Quoted text
═══

# Is JKD a style or just a philosophy?



## Blaze Dragon (Nov 2, 2012)

Greetings, I thought it would be best to ask a Jeet Kune Do practionier. I was under the impression that Jeet Kune Do is  a philosophy and principles applicable to any martial art. I know there are schools for JKD but don't really know anything about them. My only exposure to JKD has been Bruce Lee related stuff including his book, which I love  Tao of Jeet Kune Do. could you give me an idea of what JKD schools are all about? or perhaps some links, videos articles and the like and your impressions of it as a student of JKD? Oh and if it is a style which seems to be the case which of Bruce's students inherited it? or does he of his students have there own branch etc.


----------



## arnisador (Nov 3, 2012)

Here's a related thread about applying the principles to other arts:
http://www.martialtalk.com/forum/showthread.php/9949-JKD-Minimum-Curriculum


----------



## Blaze Dragon (Nov 3, 2012)

arnisador said:


> Here's a related thread about applying the principles to other arts:
> http://www.martialtalk.com/forum/showthread.php/9949-JKD-Minimum-Curriculum



that' helps thanks


----------



## Thunder Foot (Nov 6, 2012)

Hi there Blaze!
Despite my own opinion, the unbiased truth is that its both. You can find examples of both if you have a look around online.

═══

Task list
- a) Translate this sentence from the JKD thread into Spanish: "I know there are schools for JKD but don't really know anything about them."
- b) Retype the passage of the JKD thread that begins at the words "# Is JKD a style" and stops after the words "own branch etc.".

Labeled box records:
═══

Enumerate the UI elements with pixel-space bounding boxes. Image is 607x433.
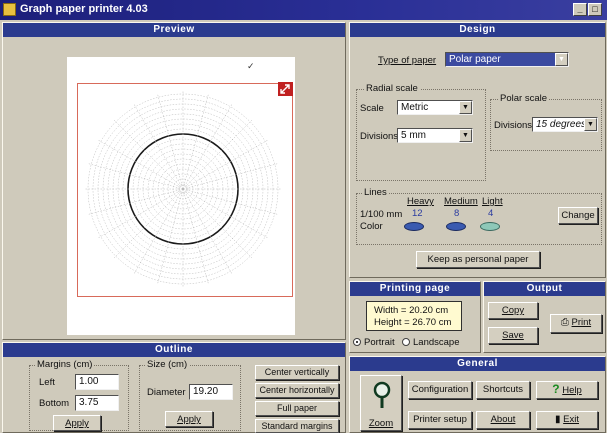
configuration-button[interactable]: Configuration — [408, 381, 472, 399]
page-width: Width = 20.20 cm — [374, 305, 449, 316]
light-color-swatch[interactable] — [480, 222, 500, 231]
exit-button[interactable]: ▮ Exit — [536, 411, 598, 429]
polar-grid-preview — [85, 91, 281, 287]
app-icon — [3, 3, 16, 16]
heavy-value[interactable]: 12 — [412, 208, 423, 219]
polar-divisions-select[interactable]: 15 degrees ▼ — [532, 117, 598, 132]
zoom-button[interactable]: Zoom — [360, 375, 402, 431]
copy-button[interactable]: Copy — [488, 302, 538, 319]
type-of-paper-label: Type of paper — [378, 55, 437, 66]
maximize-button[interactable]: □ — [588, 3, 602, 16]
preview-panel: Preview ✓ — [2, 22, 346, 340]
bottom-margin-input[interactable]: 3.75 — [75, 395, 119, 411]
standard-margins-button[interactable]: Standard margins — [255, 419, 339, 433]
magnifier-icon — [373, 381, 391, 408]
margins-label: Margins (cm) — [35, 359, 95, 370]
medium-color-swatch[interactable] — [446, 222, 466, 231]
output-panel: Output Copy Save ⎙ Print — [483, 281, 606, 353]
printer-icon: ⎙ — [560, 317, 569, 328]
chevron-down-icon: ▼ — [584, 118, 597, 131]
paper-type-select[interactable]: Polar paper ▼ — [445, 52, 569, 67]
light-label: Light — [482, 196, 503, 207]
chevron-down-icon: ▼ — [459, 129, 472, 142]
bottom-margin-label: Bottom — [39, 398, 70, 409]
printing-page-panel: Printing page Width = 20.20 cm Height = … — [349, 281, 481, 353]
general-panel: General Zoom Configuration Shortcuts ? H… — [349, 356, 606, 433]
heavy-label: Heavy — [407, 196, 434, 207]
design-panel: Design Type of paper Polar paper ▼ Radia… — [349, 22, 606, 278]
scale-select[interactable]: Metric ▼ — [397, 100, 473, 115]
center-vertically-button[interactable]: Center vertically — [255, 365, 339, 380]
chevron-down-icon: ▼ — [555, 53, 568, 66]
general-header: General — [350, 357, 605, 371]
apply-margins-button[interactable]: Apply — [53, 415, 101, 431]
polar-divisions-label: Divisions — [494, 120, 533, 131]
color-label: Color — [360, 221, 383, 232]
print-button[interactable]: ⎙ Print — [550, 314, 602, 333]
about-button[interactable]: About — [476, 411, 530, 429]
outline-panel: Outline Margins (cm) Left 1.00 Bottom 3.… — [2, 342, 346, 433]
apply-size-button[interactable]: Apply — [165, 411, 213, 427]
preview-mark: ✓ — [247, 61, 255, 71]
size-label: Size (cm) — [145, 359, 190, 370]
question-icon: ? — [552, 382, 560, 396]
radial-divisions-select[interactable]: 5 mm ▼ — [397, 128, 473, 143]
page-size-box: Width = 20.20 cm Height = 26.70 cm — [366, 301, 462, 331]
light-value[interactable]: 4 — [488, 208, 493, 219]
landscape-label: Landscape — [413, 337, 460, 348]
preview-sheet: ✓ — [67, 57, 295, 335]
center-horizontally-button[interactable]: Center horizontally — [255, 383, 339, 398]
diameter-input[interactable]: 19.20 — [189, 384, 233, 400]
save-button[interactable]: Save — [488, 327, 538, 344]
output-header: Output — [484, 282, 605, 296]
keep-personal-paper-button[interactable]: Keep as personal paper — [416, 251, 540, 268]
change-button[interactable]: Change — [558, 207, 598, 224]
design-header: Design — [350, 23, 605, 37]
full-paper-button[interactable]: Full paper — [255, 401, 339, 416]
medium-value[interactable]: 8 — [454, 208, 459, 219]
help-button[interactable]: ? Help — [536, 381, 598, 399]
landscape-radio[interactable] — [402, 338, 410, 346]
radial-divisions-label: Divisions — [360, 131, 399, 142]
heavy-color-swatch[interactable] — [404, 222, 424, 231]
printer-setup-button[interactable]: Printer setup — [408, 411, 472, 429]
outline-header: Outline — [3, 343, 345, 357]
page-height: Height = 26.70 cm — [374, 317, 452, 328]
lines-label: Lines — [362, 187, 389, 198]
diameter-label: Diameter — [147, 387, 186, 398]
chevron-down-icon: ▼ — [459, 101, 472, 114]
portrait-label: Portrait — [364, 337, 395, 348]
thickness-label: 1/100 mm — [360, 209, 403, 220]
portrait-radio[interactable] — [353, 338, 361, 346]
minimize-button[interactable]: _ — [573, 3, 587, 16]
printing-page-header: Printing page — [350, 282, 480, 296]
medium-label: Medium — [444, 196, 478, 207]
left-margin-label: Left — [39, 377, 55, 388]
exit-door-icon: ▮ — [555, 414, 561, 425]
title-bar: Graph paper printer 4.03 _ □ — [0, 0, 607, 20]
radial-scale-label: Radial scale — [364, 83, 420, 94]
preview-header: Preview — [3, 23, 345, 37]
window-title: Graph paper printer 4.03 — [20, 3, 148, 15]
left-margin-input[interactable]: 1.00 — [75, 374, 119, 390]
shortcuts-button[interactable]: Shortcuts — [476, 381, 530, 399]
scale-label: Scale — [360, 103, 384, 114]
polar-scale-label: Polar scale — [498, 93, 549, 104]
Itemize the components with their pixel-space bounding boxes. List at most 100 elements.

═══

Solutions
- a) Sé que hay escuelas de JKD, pero en realidad no sé nada sobre ellas.

- b)
# Is JKD a style or just a philosophy?



## Blaze Dragon (Nov 2, 2012)

Greetings, I thought it would be best to ask a Jeet Kune Do practionier. I was under the impression that Jeet Kune Do is  a philosophy and principles applicable to any martial art. I know there are schools for JKD but don't really know anything about them. My only exposure to JKD has been Bruce Lee related stuff including his book, which I love  Tao of Jeet Kune Do. could you give me an idea of what JKD schools are all about? or perhaps some links, videos articles and the like and your impressions of it as a student of JKD? Oh and if it is a style which seems to be the case which of Bruce's students inherited it? or does he of his students have there own branch etc.